__What you will do__: Print the data exactly as it is given, please.

__Entries shown__:
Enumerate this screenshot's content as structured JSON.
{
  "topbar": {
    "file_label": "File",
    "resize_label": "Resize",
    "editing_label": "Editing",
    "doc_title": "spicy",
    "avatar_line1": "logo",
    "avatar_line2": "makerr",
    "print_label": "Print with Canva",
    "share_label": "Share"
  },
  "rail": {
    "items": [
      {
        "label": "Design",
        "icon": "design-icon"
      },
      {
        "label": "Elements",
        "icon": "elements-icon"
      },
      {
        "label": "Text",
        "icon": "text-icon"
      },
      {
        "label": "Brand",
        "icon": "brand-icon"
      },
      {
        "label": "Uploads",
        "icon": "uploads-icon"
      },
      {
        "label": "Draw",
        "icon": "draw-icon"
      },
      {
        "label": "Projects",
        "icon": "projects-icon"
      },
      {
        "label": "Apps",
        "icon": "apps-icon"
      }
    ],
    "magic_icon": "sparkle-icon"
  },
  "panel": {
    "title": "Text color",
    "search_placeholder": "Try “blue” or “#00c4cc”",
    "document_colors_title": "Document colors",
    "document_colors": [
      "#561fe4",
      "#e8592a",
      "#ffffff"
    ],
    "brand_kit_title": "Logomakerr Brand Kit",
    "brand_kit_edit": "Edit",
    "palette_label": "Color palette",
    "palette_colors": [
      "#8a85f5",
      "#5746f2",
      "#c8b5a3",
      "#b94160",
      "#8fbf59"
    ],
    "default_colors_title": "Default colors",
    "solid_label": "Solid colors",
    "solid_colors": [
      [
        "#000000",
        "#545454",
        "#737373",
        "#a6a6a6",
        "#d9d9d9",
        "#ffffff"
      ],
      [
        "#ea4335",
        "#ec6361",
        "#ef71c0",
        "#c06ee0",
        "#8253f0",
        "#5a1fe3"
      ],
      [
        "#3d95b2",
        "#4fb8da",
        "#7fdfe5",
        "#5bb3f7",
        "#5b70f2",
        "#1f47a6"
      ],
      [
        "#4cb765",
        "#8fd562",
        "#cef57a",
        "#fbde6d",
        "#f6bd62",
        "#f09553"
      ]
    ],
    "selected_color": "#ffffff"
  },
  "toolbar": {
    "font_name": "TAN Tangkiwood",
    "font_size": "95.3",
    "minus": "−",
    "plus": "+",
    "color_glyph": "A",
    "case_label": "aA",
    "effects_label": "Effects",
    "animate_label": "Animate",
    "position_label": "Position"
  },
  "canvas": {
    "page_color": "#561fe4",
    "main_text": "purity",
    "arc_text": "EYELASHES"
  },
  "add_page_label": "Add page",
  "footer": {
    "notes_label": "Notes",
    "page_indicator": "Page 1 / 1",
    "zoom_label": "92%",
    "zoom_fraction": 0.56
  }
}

__Correct answer__:
Enumerate this screenshot's content as structured JSON.
{
  "topbar": {
    "file_label": "File",
    "resize_label": "Resize",
    "editing_label": "Editing",
    "doc_title": "spicy",
    "avatar_line1": "logo",
    "avatar_line2": "makerr",
    "print_label": "Print with Canva",
    "share_label": "Share"
  },
  "rail": {
    "items": [
      {
        "label": "Design",
        "icon": "design-icon"
      },
      {
        "label": "Elements",
        "icon": "elements-icon"
      },
      {
        "label": "Text",
        "icon": "text-icon"
      },
      {
        "label": "Brand",
        "icon": "brand-icon"
      },
      {
        "label": "Uploads",
        "icon": "uploads-icon"
      },
      {
        "label": "Draw",
        "icon": "draw-icon"
      },
      {
        "label": "Projects",
        "icon": "projects-icon"
      },
      {
        "label": "Apps",
        "icon": "apps-icon"
      }
    ],
    "magic_icon": "sparkle-icon"
  },
  "panel": {
    "title": "Text color",
    "search_placeholder": "Try “blue” or “#00c4cc”",
    "document_colors_title": "Document colors",
    "document_colors": [
      "#561fe4",
      "#e8592a",
      "#ffffff"
    ],
    "brand_kit_title": "Logomakerr Brand Kit",
    "brand_kit_edit": "Edit",
    "palette_label": "Color palette",
    "palette_colors": [
      "#8a85f5",
      "#5746f2",
      "#c8b5a3",
      "#b94160",
      "#8fbf59"
    ],
    "default_colors_title": "Default colors",
    "solid_label": "Solid colors",
    "solid_colors": [
      [
        "#000000",
        "#545454",
        "#737373",
        "#a6a6a6",
        "#d9d9d9",
        "#ffffff"
      ],
      [
        "#ea4335",
        "#ec6361",
        "#ef71c0",
        "#c06ee0",
        "#8253f0",
        "#5a1fe3"
      ],
      [
        "#3d95b2",
        "#4fb8da",
        "#7fdfe5",
        "#5bb3f7",
        "#5b70f2",
        "#1f47a6"
      ],
      [
        "#4cb765",
        "#8fd562",
        "#cef57a",
        "#fbde6d",
        "#f6bd62",
        "#f09553"
      ]
    ],
    "selected_color": "#ffffff"
  },
  "toolbar": {
    "font_name": "TAN Tangkiwood",
    "font_size": "95.3",
    "minus": "−",
    "plus": "+",
    "color_glyph": "A",
    "case_label": "aA",
    "effects_label": "Effects",
    "animate_label": "Animate",
    "position_label": "Position"
  },
  "canvas": {
    "page_color": "#561fe4",
    "main_text": "purity",
    "arc_text": "EYELASHES"
  },
  "add_page_label": "Add page",
  "footer": {
    "notes_label": "Notes",
    "page_indicator": "Page 1 / 1",
    "zoom_label": "92%",
    "zoom_fraction": 0.56
  }
}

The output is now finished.